Reproduce each line of the material exactly, minus any picture.

* _EXERCISE INPUT_
───
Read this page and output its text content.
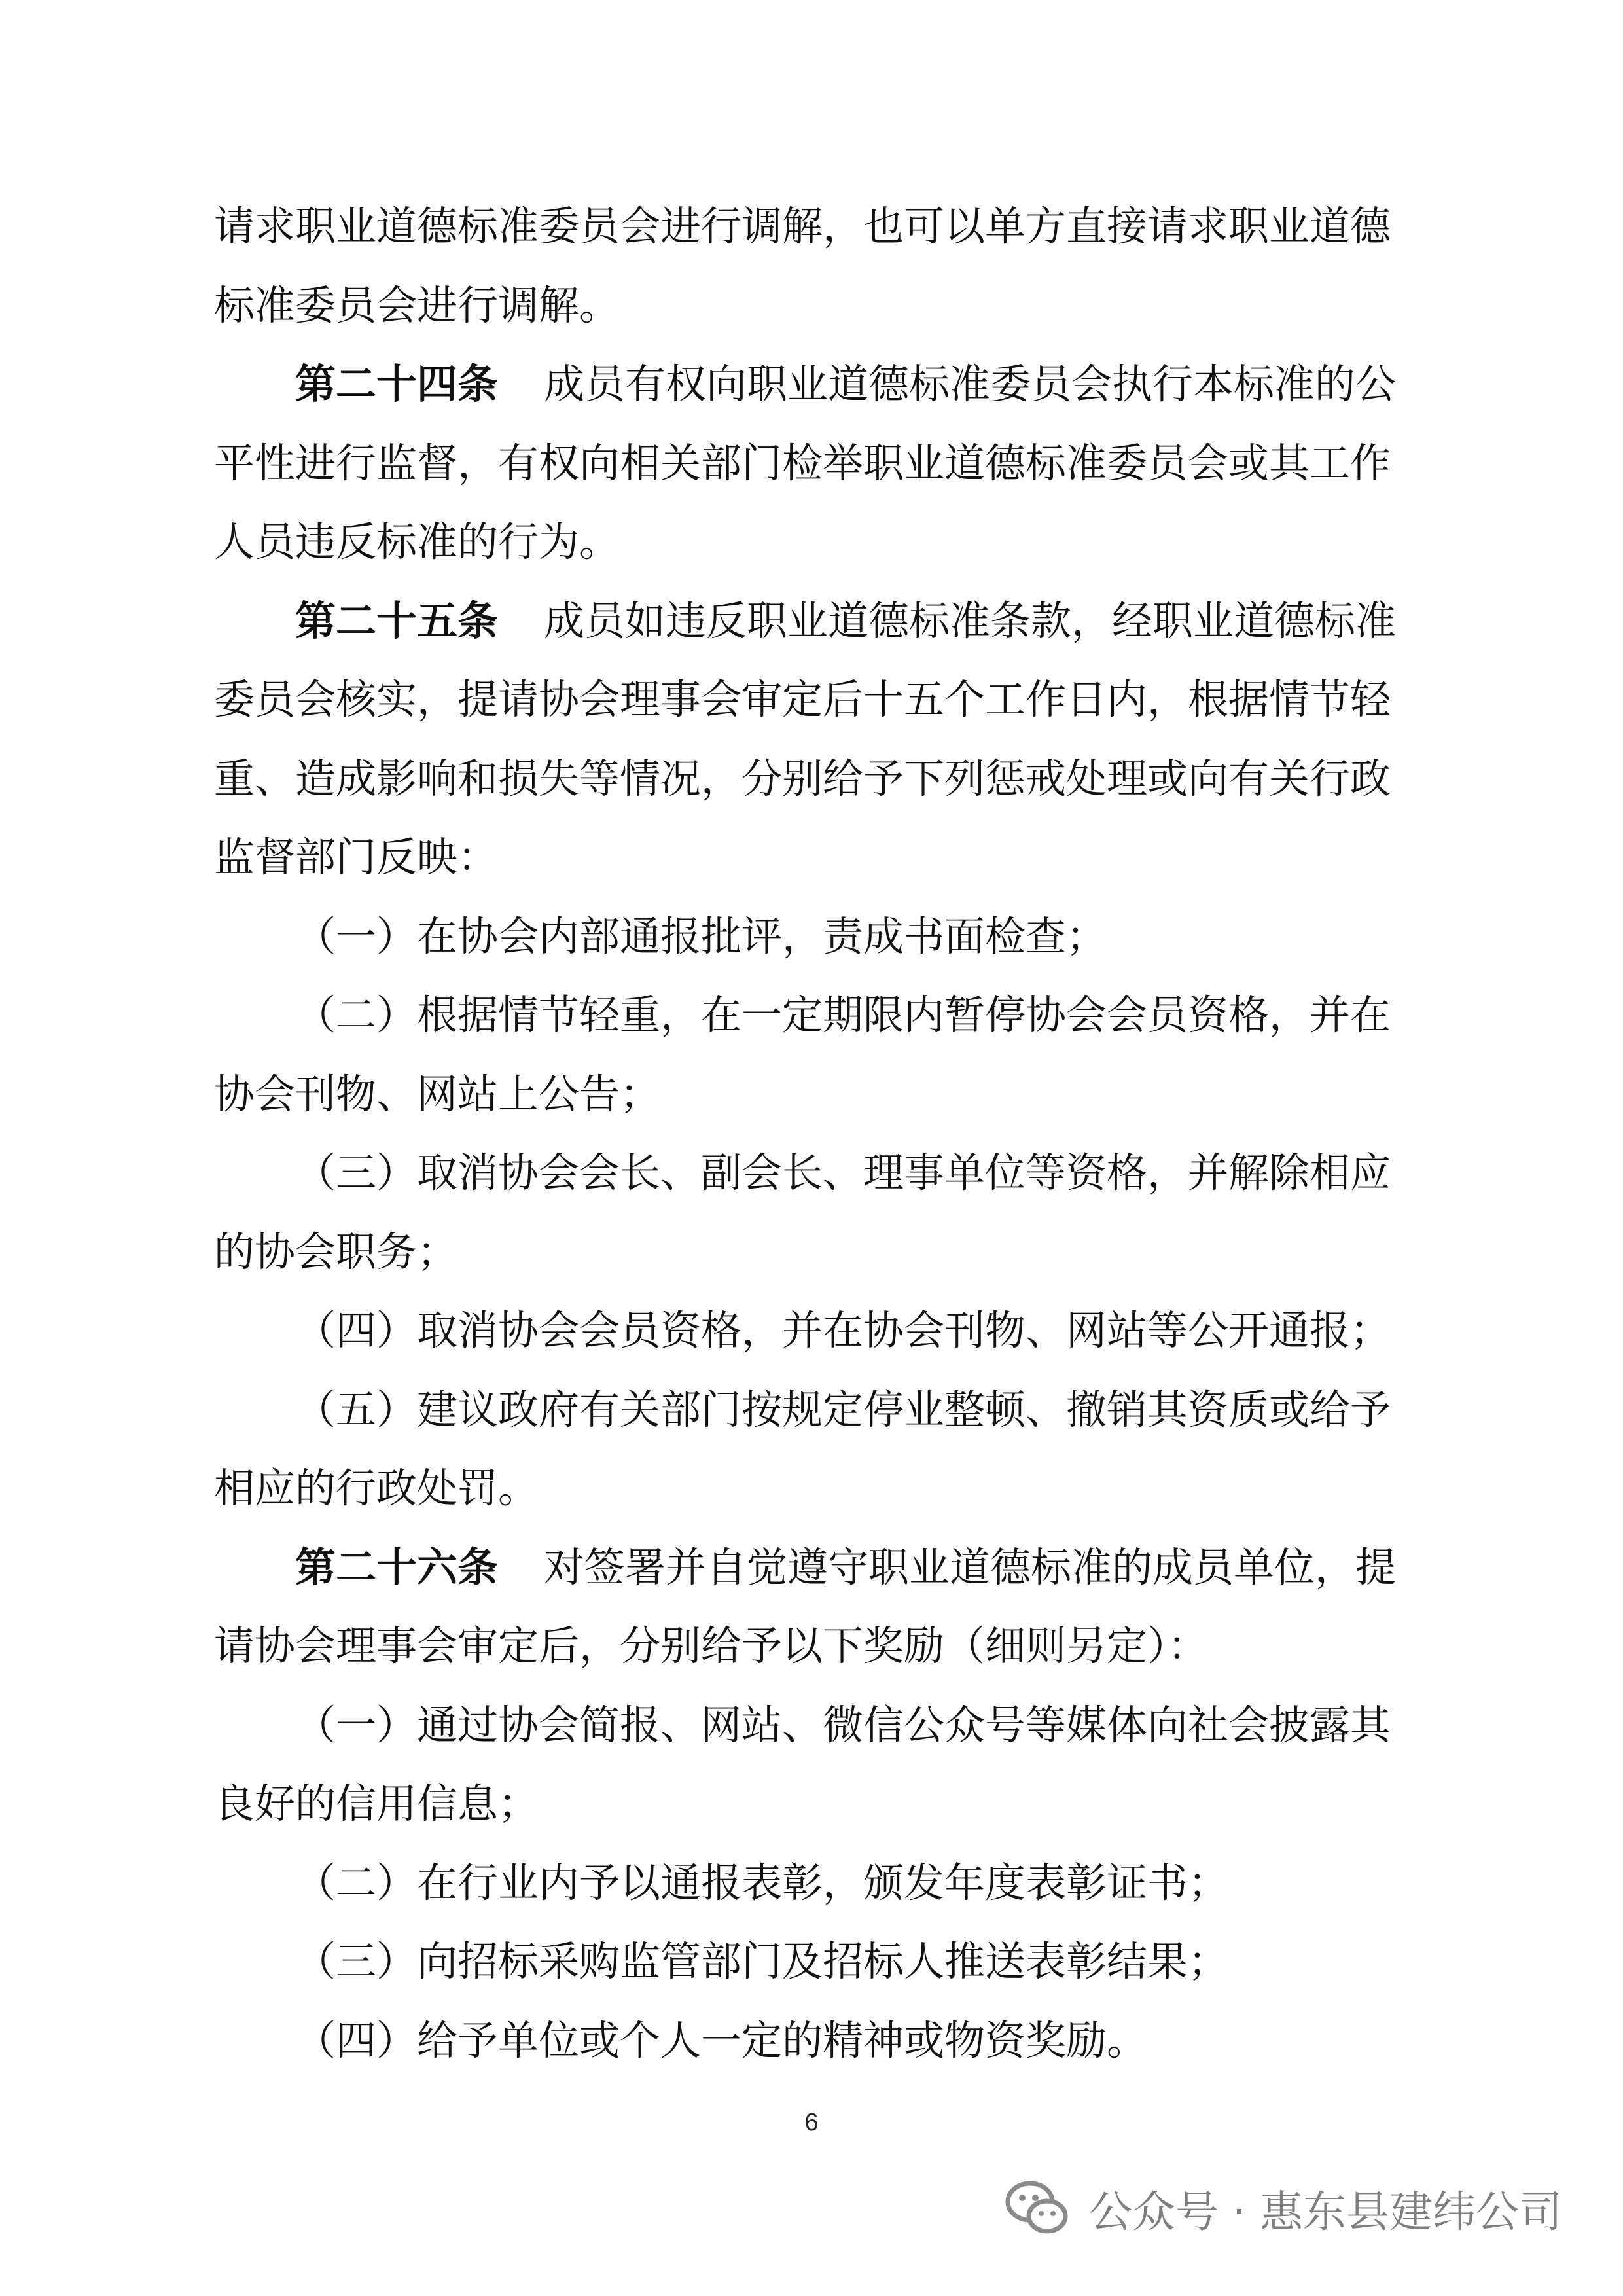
请求职业道德标准委员会进行调解，也可以单方直接请求职业道德
标准委员会进行调解。
第二十四条 成员有权向职业道德标准委员会执行本标准的公
平性进行监督，有权向相关部门检举职业道德标准委员会或其工作
人员违反标准的行为。
第二十五条 成员如违反职业道德标准条款，经职业道德标准
委员会核实，提请协会理事会审定后十五个工作日内，根据情节轻
重、造成影响和损失等情况，分别给予下列惩戒处理或向有关行政
监督部门反映：
（一）在协会内部通报批评，责成书面检查；
（二）根据情节轻重，在一定期限内暂停协会会员资格，并在
协会刊物、网站上公告；
（三）取消协会会长、副会长、理事单位等资格，并解除相应
的协会职务；
（四）取消协会会员资格，并在协会刊物、网站等公开通报；
（五）建议政府有关部门按规定停业整顿、撤销其资质或给予
相应的行政处罚。
第二十六条 对签署并自觉遵守职业道德标准的成员单位，提
请协会理事会审定后，分别给予以下奖励（细则另定）：
（一）通过协会简报、网站、微信公众号等媒体向社会披露其
良好的信用信息；
（二）在行业内予以通报表彰，颁发年度表彰证书；
（三）向招标采购监管部门及招标人推送表彰结果；
（四）给予单位或个人一定的精神或物资奖励。
6
公众号 · 惠东县建纬公司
───
* _RESPONSE TO THIS EXERCISE_
Read this page and output its text content.
请求职业道德标准委员会进行调解，也可以单方直接请求职业道德
标准委员会进行调解。
第二十四条 成员有权向职业道德标准委员会执行本标准的公
平性进行监督，有权向相关部门检举职业道德标准委员会或其工作
人员违反标准的行为。
第二十五条 成员如违反职业道德标准条款，经职业道德标准
委员会核实，提请协会理事会审定后十五个工作日内，根据情节轻
重、造成影响和损失等情况，分别给予下列惩戒处理或向有关行政
监督部门反映：
（一）在协会内部通报批评，责成书面检查；
（二）根据情节轻重，在一定期限内暂停协会会员资格，并在
协会刊物、网站上公告；
（三）取消协会会长、副会长、理事单位等资格，并解除相应
的协会职务；
（四）取消协会会员资格，并在协会刊物、网站等公开通报；
（五）建议政府有关部门按规定停业整顿、撤销其资质或给予
相应的行政处罚。
第二十六条 对签署并自觉遵守职业道德标准的成员单位，提
请协会理事会审定后，分别给予以下奖励（细则另定）：
（一）通过协会简报、网站、微信公众号等媒体向社会披露其
良好的信用信息；
（二）在行业内予以通报表彰，颁发年度表彰证书；
（三）向招标采购监管部门及招标人推送表彰结果；
（四）给予单位或个人一定的精神或物资奖励。
6
公众号 · 惠东县建纬公司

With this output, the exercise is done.